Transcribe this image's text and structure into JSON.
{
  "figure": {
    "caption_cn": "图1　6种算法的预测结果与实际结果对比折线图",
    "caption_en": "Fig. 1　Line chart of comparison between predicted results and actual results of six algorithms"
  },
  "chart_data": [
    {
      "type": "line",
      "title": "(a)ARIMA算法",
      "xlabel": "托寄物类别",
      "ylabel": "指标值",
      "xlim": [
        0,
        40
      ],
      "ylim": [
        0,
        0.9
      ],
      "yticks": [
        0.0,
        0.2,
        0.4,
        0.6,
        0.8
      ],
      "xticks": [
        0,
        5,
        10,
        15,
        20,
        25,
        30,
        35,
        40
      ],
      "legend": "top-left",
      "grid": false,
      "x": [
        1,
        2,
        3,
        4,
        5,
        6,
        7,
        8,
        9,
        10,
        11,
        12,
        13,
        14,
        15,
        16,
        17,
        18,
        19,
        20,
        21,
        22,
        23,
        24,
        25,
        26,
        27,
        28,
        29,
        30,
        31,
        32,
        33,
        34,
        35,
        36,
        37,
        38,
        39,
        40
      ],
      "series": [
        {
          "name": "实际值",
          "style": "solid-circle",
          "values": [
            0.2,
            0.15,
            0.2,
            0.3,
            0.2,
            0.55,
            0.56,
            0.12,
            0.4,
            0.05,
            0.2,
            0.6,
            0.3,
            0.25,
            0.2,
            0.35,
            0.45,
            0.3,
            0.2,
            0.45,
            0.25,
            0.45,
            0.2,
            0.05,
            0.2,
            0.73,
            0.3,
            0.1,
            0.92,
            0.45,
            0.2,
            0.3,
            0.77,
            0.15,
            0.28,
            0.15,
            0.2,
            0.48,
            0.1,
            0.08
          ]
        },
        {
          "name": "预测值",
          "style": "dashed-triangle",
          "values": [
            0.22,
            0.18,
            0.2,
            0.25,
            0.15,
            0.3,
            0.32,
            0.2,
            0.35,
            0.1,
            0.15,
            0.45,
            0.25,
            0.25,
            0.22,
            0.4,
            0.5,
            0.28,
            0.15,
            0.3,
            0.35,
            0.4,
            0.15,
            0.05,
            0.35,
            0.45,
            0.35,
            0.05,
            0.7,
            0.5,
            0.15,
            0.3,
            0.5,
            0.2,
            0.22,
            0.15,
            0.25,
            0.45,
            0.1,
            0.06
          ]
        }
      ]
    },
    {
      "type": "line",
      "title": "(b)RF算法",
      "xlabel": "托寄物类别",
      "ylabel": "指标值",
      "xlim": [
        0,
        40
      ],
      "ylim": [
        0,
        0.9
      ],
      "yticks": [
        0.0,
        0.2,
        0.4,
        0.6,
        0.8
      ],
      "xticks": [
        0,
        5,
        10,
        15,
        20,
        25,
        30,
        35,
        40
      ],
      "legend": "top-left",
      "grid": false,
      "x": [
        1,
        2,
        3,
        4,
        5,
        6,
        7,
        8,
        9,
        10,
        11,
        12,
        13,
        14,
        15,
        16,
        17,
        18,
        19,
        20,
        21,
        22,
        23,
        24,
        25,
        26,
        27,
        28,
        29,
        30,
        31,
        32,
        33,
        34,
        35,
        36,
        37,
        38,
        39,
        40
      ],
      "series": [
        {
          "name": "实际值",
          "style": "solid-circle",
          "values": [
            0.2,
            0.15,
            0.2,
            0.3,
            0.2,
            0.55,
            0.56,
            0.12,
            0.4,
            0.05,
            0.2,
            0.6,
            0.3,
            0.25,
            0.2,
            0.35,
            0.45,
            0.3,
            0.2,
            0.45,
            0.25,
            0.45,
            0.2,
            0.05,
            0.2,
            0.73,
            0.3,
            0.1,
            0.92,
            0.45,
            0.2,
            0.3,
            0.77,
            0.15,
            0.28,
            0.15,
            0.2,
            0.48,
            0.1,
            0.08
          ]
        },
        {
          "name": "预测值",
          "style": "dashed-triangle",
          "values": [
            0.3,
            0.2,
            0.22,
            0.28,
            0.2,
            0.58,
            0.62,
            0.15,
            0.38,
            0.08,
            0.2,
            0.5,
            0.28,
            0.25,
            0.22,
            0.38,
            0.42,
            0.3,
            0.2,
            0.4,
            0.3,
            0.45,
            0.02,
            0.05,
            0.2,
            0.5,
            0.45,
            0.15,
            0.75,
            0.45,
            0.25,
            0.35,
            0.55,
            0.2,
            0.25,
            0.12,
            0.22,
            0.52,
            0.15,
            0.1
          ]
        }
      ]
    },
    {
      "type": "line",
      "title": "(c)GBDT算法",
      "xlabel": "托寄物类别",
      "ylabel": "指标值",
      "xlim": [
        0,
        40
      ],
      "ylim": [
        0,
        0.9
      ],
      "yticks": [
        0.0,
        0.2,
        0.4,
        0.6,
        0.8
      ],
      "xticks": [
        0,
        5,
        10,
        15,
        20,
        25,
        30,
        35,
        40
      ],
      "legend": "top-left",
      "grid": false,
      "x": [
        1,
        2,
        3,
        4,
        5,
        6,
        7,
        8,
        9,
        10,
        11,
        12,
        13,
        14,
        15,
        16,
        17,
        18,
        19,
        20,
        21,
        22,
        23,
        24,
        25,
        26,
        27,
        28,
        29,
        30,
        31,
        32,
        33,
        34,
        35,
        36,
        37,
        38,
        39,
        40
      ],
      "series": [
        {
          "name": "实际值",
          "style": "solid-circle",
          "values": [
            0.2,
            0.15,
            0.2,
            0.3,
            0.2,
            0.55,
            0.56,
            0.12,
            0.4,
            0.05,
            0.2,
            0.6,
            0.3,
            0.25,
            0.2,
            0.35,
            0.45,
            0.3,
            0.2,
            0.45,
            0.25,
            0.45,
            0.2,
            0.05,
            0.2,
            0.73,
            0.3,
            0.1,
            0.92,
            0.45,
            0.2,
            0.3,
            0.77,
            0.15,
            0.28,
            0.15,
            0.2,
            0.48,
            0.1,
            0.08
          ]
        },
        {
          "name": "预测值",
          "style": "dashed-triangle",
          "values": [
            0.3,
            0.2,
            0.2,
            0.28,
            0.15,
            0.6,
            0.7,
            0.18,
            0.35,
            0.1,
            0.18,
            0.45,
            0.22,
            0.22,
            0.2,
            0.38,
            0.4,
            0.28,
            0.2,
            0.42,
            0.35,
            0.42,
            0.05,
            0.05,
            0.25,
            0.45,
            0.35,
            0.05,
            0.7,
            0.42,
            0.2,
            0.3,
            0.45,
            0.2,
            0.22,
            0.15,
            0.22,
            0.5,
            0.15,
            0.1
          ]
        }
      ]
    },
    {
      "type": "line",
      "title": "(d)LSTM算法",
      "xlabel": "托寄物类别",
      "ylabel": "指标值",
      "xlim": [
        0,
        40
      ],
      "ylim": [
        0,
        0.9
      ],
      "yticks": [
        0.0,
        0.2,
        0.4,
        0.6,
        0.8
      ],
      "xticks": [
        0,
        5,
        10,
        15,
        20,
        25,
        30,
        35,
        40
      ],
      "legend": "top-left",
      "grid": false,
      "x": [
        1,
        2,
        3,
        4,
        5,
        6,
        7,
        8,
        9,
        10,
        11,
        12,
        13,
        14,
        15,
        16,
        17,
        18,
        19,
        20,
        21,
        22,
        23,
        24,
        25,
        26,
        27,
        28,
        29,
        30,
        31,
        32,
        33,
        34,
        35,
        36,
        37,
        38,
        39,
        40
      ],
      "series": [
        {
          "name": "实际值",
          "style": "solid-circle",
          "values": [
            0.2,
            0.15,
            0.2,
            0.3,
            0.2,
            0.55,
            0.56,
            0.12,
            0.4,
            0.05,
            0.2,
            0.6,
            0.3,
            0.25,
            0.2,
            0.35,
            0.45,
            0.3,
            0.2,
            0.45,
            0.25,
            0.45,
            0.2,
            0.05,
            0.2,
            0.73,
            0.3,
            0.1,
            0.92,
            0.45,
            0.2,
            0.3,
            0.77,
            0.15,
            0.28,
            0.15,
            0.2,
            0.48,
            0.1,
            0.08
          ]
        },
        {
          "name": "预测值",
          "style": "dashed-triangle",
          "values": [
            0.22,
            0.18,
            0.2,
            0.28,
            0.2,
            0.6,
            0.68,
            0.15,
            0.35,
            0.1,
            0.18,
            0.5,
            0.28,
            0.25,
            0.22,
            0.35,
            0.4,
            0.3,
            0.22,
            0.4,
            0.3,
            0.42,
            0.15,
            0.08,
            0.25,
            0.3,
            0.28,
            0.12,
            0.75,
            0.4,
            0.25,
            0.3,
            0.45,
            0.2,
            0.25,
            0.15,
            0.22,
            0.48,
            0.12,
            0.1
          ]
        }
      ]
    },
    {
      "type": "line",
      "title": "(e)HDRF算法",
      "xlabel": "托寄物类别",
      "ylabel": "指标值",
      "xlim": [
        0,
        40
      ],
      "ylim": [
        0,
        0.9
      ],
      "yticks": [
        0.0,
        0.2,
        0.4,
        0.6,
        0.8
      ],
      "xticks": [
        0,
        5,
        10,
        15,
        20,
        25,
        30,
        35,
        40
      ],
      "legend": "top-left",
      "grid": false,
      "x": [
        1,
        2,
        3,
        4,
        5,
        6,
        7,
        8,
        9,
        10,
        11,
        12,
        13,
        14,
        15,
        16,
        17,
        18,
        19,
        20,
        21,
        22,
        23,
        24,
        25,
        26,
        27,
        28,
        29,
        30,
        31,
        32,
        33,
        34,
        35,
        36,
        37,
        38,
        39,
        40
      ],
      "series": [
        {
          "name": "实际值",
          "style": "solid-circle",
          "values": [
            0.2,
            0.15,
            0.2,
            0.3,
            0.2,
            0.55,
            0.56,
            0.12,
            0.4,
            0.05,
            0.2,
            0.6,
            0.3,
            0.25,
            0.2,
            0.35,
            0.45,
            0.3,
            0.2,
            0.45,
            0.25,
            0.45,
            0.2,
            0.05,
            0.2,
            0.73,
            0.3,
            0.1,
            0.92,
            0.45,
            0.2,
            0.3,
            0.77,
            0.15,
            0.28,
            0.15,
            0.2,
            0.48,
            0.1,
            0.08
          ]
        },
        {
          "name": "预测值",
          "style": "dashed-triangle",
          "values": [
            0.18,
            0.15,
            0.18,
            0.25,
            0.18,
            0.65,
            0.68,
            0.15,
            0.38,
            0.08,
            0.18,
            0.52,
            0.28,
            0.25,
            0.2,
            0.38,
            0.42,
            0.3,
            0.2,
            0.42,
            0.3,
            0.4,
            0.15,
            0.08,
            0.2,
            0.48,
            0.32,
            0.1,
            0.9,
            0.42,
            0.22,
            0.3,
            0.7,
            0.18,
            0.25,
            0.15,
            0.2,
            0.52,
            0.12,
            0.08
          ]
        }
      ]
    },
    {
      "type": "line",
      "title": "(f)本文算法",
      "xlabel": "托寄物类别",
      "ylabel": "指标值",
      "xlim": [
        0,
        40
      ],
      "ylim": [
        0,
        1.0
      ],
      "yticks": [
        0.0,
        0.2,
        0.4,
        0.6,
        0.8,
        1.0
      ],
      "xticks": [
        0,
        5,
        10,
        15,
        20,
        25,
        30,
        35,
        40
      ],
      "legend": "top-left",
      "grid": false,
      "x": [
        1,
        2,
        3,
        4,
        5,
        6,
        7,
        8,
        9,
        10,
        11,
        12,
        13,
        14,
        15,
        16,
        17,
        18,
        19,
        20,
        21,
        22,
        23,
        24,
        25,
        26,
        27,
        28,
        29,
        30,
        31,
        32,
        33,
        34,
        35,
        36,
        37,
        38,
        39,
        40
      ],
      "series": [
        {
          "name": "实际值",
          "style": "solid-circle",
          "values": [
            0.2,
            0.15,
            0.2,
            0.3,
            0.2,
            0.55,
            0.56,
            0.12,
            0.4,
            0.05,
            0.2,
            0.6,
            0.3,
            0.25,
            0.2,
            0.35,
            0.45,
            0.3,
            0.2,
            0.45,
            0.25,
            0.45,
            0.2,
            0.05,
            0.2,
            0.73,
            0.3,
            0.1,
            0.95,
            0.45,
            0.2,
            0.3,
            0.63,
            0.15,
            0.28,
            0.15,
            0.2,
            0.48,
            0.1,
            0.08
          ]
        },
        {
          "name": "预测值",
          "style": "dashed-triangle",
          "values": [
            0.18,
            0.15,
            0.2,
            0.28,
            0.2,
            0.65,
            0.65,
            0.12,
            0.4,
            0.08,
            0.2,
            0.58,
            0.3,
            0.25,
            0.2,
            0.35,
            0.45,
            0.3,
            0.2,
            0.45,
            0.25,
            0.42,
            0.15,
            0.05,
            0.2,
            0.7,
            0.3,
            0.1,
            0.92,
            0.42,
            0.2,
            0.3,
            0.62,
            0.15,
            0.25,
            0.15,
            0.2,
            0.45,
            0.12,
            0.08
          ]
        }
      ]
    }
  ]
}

══════════════════════════════

• [WHAT THIS TASK INVOLVES] Each line holding "title" must be found and copied.

• [TASK SOLUTION]
      "title": "(a)ARIMA算法",
      "title": "(b)RF算法",
      "title": "(c)GBDT算法",
      "title": "(d)LSTM算法",
      "title": "(e)HDRF算法",
      "title": "(f)本文算法",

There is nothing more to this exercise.